** Start of Source passage **

A circus artist is climbing a $20 \mathrm{~m}$ long rope, which is tightly stretched and tied from the top of a vertical pole to the ground. Find the height of the pole, if the angle made by the rope with the ground level is $30^{\circ}$ (see figure).

Answer.

In right triangle $\mathrm{ABC}$,
$
\begin{aligned}
& \sin 30^{\circ}=\frac{A B}{A C} \\
& \Rightarrow \frac{1}{2}=\frac{A B}{20} \\
& A B=20 / 2 \\
& \Rightarrow A B=10 \mathrm{~m}
\end{aligned}
$

Hence, the height of the pole is $10 \mathrm{~m}$.
Ex 9.1 Question 2.

A tree breaks due to storm and the broken part bends so that the top of the tree touches the ground making an angle $30^{\circ}$ with it. The distance between the foot of the tree to the point where the top touches the ground is $8 \mathrm{~m}$. Find the height of the tree.

Answer.

Let AC be the broken part of tree

In right triangle $\mathrm{ABC}$,
$
\cos 30^{\circ}=\frac{\mathrm{BC}}{\mathrm{AC}}
$

$\begin{aligned}
& \Rightarrow \frac{\sqrt{3}}{2}=\frac{8}{A C} \\
& \Rightarrow A C=\frac{16}{\sqrt{3}} \mathrm{~m} \\
& \text { Again, } \tan 30^{\circ}=\frac{A B}{B C} \\
& \Rightarrow \frac{1}{\sqrt{3}}=\frac{A B}{8} \\
& \Rightarrow A B=\frac{8}{\sqrt{3}} \mathrm{~m} \\
& \therefore \text { Height of the tree }=A B+A D=A B+A C \\
& =\frac{8}{\sqrt{3}}+\frac{16}{\sqrt{3}}=\frac{24}{\sqrt{3}}
\end{aligned}$

$=\frac{24}{\sqrt{3}} \times \frac{\sqrt{3}}{\sqrt{3}}=8 \sqrt{3} \mathrm{~m}$

Ex 9.1 Question 3.

** End of Source passage **
** Start of Items **

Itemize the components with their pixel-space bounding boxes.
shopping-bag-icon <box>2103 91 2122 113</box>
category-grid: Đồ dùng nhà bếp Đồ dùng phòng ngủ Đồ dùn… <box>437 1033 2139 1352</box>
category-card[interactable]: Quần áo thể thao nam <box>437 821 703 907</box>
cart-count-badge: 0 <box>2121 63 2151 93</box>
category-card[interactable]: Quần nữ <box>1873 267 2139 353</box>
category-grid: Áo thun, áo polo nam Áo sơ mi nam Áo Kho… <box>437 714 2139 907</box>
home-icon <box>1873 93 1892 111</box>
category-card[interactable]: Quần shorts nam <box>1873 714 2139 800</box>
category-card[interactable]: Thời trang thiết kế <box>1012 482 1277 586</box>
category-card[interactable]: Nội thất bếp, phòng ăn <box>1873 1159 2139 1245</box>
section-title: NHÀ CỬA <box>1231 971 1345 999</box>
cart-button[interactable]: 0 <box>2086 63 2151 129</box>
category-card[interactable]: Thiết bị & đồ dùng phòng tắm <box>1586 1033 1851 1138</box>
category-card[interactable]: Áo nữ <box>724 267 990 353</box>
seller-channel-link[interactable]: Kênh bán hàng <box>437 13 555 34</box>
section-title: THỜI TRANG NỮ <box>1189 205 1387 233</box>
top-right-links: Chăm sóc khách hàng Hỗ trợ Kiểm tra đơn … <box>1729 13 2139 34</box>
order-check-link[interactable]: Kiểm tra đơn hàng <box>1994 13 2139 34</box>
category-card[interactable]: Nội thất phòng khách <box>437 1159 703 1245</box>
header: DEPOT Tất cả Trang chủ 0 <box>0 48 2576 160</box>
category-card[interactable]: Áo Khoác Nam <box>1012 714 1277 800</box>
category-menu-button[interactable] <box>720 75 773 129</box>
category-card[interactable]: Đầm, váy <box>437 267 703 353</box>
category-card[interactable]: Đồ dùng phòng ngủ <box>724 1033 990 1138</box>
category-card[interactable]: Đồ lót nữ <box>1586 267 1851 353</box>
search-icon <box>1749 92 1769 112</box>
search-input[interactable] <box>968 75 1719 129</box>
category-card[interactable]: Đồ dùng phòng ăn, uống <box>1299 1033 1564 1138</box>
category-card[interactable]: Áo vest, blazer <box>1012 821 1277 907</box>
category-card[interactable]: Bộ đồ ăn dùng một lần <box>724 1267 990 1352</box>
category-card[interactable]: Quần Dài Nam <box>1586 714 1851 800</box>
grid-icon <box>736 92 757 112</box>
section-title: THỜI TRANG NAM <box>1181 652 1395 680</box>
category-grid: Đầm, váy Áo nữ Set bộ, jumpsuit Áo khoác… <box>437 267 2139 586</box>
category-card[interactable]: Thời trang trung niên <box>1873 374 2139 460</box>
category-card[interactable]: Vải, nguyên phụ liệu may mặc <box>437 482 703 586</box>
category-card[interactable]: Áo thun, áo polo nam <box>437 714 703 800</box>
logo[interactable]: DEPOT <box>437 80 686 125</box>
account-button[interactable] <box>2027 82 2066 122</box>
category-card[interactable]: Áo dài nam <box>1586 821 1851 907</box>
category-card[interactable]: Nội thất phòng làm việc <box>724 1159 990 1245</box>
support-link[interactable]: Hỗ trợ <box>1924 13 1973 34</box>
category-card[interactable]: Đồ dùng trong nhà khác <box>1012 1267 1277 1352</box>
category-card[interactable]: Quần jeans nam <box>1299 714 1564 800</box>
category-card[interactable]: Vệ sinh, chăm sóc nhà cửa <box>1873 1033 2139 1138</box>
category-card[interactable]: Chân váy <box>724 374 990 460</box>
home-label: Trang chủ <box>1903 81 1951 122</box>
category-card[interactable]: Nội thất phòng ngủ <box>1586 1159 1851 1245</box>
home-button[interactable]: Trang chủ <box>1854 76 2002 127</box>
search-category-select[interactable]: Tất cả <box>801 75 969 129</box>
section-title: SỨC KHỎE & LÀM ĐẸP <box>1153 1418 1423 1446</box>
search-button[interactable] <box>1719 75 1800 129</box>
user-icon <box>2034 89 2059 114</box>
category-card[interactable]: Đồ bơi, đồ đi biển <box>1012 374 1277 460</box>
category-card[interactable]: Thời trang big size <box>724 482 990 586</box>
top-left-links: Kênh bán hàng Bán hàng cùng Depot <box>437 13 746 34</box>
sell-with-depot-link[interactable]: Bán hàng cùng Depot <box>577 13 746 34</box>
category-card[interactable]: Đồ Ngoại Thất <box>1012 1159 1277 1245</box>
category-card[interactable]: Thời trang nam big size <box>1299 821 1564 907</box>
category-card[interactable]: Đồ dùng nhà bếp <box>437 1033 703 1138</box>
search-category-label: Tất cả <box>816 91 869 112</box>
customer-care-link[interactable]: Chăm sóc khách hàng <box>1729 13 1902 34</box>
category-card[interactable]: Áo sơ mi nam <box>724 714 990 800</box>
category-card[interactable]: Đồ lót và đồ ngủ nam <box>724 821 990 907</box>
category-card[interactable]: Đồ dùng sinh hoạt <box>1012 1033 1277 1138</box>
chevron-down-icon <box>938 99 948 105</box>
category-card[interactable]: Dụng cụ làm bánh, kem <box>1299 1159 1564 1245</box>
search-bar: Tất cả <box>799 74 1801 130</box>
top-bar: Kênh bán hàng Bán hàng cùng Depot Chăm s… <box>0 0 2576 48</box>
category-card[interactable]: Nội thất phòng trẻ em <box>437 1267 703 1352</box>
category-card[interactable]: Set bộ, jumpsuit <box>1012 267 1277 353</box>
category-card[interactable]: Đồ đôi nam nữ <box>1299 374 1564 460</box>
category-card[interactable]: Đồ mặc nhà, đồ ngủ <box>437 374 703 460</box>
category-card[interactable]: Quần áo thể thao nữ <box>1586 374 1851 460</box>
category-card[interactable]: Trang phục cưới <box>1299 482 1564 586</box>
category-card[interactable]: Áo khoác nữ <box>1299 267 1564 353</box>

** End of Items **

#### [Jobs]
A - In the trigonometry solutions, what height is found for the pole in the circus rope problem?
B - Continue the trigonometry solutions from the point where they end.
The entries aren't needed for this work.

#### [Results for each task]
A - 10 m

B -
A contractor plans to install two slides for the children to play in a park. For the children below the age of 5 years, she prefers to have a slide whose top is at a height of $1.5 \mathrm{~m}$ and is inclined at an angle of $30^{\circ}$ to the ground, whereas for elder children, she wants to have a steep slide at a height of $3 \mathrm{~m}$ and inclined at an angle of $60^{\circ}$ to the ground. What should be the length of the slide in each case?

Answer.

In right triangle $\mathrm{ABC}$,

$
\begin{aligned}
& \sin 30^{\circ}=\frac{A B}{A C} \\
& \Rightarrow \frac{1}{2}=\frac{1.5}{A C} \\
& \Rightarrow A C=3 \mathrm{~m}
\end{aligned}
$

In right triangle $\mathrm{PQR}$,
$
\begin{aligned}
& \sin 60^{\circ}=\frac{P Q}{P R} \\
& \Rightarrow \frac{\sqrt{3}}{2}=\frac{3}{P R} \\
& \Rightarrow P R=2 \sqrt{3} \mathrm{~m}
\end{aligned}
$

Hence, the lengths of the slides are $3 \mathrm{~m}$ and $2 \sqrt{3} \mathrm{~m}$ respectively.

Ex 9.1 Question 4.

The angle of elevation of the top of a tower from a point on the ground, which is $30 \mathrm{~m}$ away from the foot of the tower is $30^{\circ}$. Find the height of the tower.

Answer.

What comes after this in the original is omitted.